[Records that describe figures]
*-*-*

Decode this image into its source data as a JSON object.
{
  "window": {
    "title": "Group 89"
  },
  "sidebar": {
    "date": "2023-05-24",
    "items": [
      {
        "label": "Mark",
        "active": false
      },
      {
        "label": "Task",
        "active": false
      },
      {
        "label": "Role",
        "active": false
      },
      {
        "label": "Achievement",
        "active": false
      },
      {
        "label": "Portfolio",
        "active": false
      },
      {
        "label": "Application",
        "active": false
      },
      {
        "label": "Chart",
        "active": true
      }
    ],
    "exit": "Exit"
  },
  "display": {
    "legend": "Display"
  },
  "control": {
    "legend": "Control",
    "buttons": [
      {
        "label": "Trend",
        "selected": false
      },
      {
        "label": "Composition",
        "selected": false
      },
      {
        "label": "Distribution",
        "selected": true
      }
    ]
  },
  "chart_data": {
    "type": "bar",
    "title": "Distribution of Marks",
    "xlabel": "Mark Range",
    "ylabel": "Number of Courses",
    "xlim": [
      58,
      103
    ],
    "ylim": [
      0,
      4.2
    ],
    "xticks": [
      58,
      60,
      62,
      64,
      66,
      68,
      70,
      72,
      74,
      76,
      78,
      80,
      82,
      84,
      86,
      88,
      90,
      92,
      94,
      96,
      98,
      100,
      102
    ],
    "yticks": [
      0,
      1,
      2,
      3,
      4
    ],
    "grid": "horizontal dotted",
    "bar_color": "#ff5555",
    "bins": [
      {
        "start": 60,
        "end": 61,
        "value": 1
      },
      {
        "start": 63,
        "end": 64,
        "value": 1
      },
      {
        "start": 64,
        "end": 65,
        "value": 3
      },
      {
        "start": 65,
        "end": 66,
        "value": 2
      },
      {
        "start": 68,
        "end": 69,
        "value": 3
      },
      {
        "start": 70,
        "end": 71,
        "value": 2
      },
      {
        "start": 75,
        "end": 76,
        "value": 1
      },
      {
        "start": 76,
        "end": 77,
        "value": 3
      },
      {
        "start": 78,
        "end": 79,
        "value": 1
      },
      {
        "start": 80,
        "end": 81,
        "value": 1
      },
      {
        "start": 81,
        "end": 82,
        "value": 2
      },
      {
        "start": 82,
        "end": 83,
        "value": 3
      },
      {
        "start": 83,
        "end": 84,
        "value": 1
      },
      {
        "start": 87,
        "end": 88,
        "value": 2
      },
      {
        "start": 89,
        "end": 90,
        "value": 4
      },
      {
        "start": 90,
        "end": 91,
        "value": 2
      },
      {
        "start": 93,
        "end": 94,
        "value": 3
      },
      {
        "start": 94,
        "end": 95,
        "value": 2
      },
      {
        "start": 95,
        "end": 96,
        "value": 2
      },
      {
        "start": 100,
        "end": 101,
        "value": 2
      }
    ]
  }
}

*-*-*

= TASK BRIEF =
Make an exact copy of the records.

= RESPONSE TO THIS EXERCISE =
Decode this image into its source data as a JSON object.
{
  "window": {
    "title": "Group 89"
  },
  "sidebar": {
    "date": "2023-05-24",
    "items": [
      {
        "label": "Mark",
        "active": false
      },
      {
        "label": "Task",
        "active": false
      },
      {
        "label": "Role",
        "active": false
      },
      {
        "label": "Achievement",
        "active": false
      },
      {
        "label": "Portfolio",
        "active": false
      },
      {
        "label": "Application",
        "active": false
      },
      {
        "label": "Chart",
        "active": true
      }
    ],
    "exit": "Exit"
  },
  "display": {
    "legend": "Display"
  },
  "control": {
    "legend": "Control",
    "buttons": [
      {
        "label": "Trend",
        "selected": false
      },
      {
        "label": "Composition",
        "selected": false
      },
      {
        "label": "Distribution",
        "selected": true
      }
    ]
  },
  "chart_data": {
    "type": "bar",
    "title": "Distribution of Marks",
    "xlabel": "Mark Range",
    "ylabel": "Number of Courses",
    "xlim": [
      58,
      103
    ],
    "ylim": [
      0,
      4.2
    ],
    "xticks": [
      58,
      60,
      62,
      64,
      66,
      68,
      70,
      72,
      74,
      76,
      78,
      80,
      82,
      84,
      86,
      88,
      90,
      92,
      94,
      96,
      98,
      100,
      102
    ],
    "yticks": [
      0,
      1,
      2,
      3,
      4
    ],
    "grid": "horizontal dotted",
    "bar_color": "#ff5555",
    "bins": [
      {
        "start": 60,
        "end": 61,
        "value": 1
      },
      {
        "start": 63,
        "end": 64,
        "value": 1
      },
      {
        "start": 64,
        "end": 65,
        "value": 3
      },
      {
        "start": 65,
        "end": 66,
        "value": 2
      },
      {
        "start": 68,
        "end": 69,
        "value": 3
      },
      {
        "start": 70,
        "end": 71,
        "value": 2
      },
      {
        "start": 75,
        "end": 76,
        "value": 1
      },
      {
        "start": 76,
        "end": 77,
        "value": 3
      },
      {
        "start": 78,
        "end": 79,
        "value": 1
      },
      {
        "start": 80,
        "end": 81,
        "value": 1
      },
      {
        "start": 81,
        "end": 82,
        "value": 2
      },
      {
        "start": 82,
        "end": 83,
        "value": 3
      },
      {
        "start": 83,
        "end": 84,
        "value": 1
      },
      {
        "start": 87,
        "end": 88,
        "value": 2
      },
      {
        "start": 89,
        "end": 90,
        "value": 4
      },
      {
        "start": 90,
        "end": 91,
        "value": 2
      },
      {
        "start": 93,
        "end": 94,
        "value": 3
      },
      {
        "start": 94,
        "end": 95,
        "value": 2
      },
      {
        "start": 95,
        "end": 96,
        "value": 2
      },
      {
        "start": 100,
        "end": 101,
        "value": 2
      }
    ]
  }
}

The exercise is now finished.